— start WORKING DATA —

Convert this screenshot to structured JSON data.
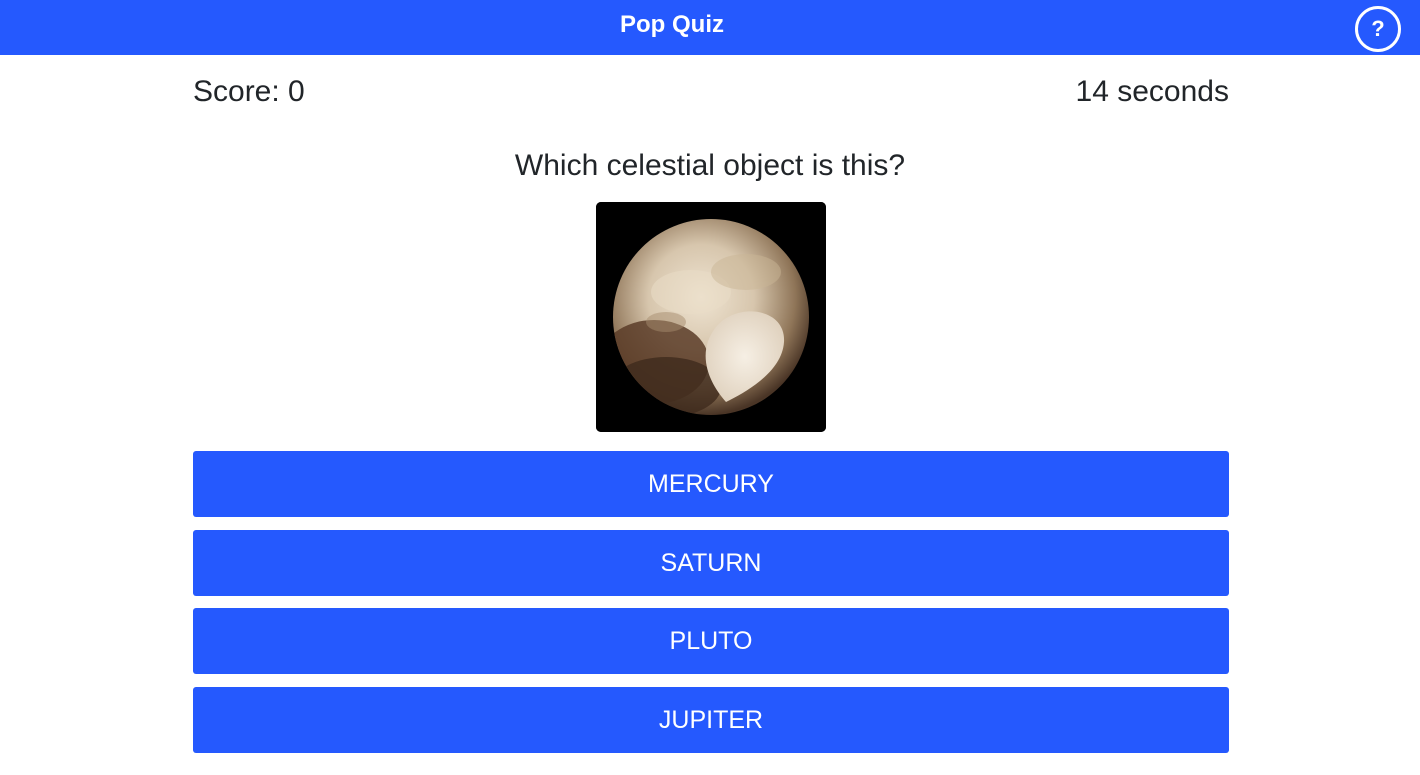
{
  "header": {
    "title": "Pop Quiz",
    "help_label": "?"
  },
  "status": {
    "score": "Score: 0",
    "timer": "14 seconds"
  },
  "question": {
    "text": "Which celestial object is this?",
    "image_icon": "pluto-image"
  },
  "answers": [
    {
      "label": "MERCURY"
    },
    {
      "label": "SATURN"
    },
    {
      "label": "PLUTO"
    },
    {
      "label": "JUPITER"
    }
  ],
  "colors": {
    "accent": "#2559fe",
    "text": "#212529",
    "background": "#ffffff"
  }
}
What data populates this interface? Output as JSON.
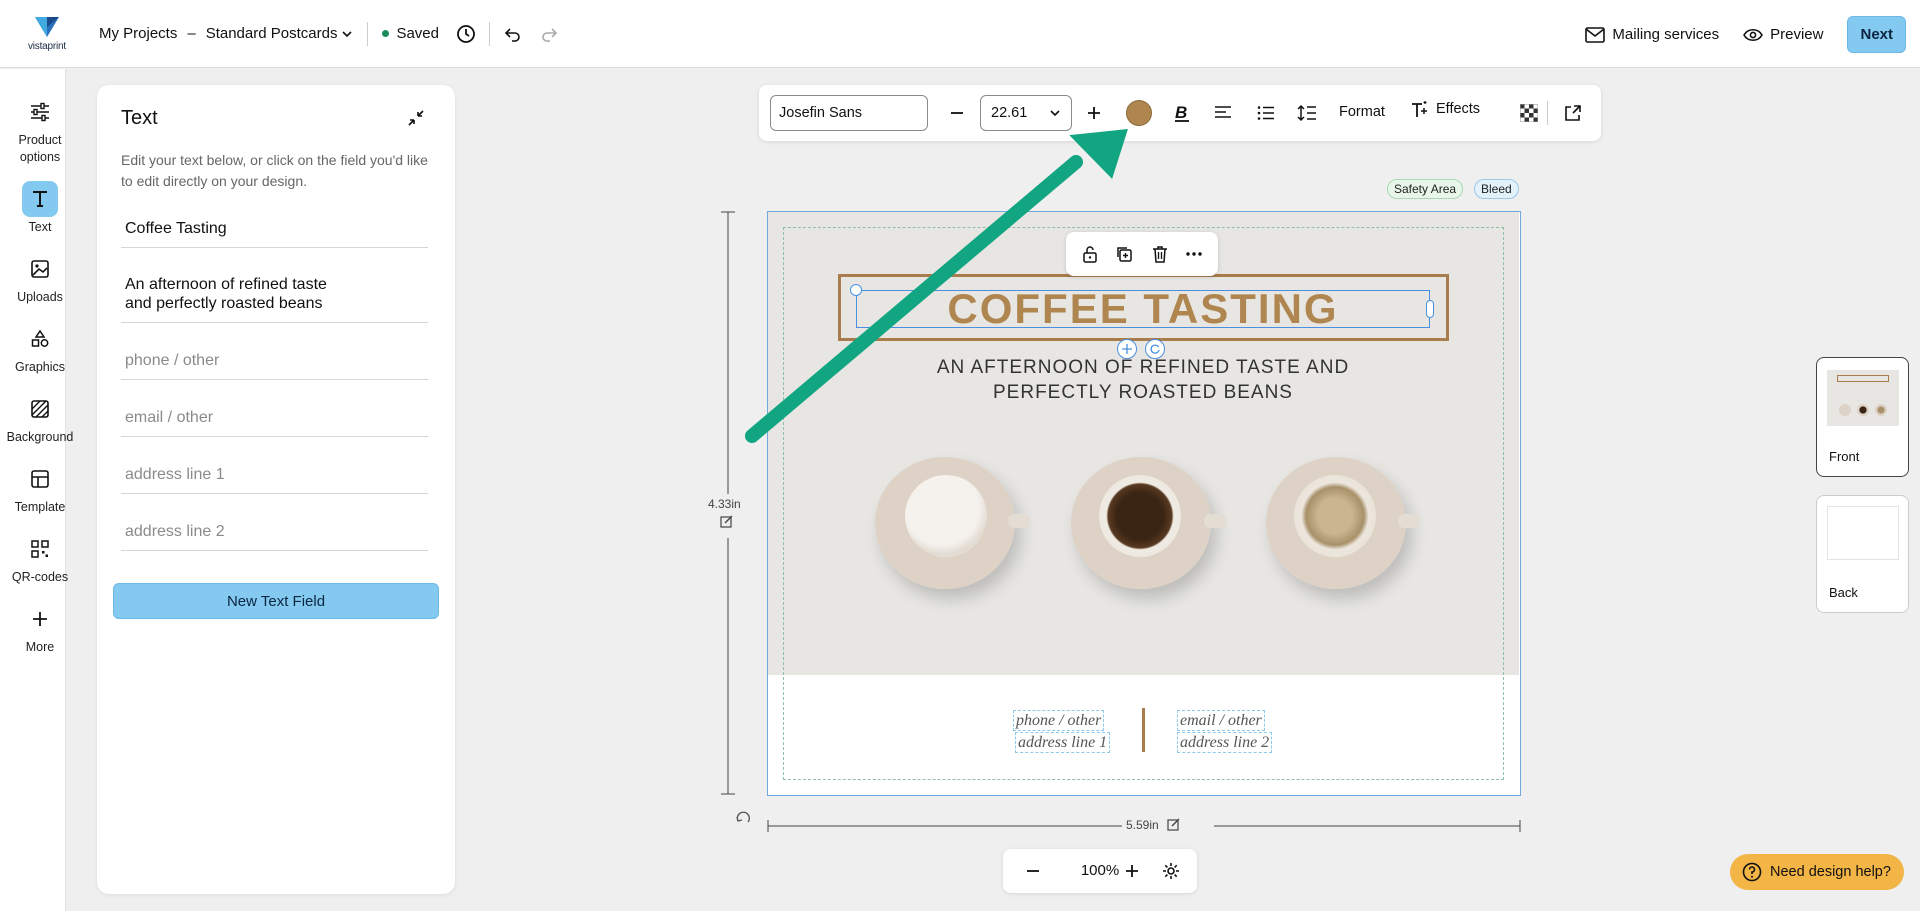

— end WORKING DATA —

## PROBLEM TO SOLVE
All the material shown above is to be copied exactly, with no pictures carried over.

## EXERCISE RESULT
Convert this screenshot to structured JSON data.
{
  "header": {
    "title": "Pop Quiz",
    "help_label": "?"
  },
  "status": {
    "score": "Score: 0",
    "timer": "14 seconds"
  },
  "question": {
    "text": "Which celestial object is this?",
    "image_icon": "pluto-image"
  },
  "answers": [
    {
      "label": "MERCURY"
    },
    {
      "label": "SATURN"
    },
    {
      "label": "PLUTO"
    },
    {
      "label": "JUPITER"
    }
  ],
  "colors": {
    "accent": "#2559fe",
    "text": "#212529",
    "background": "#ffffff"
  }
}
What data populates this interface? Output as JSON.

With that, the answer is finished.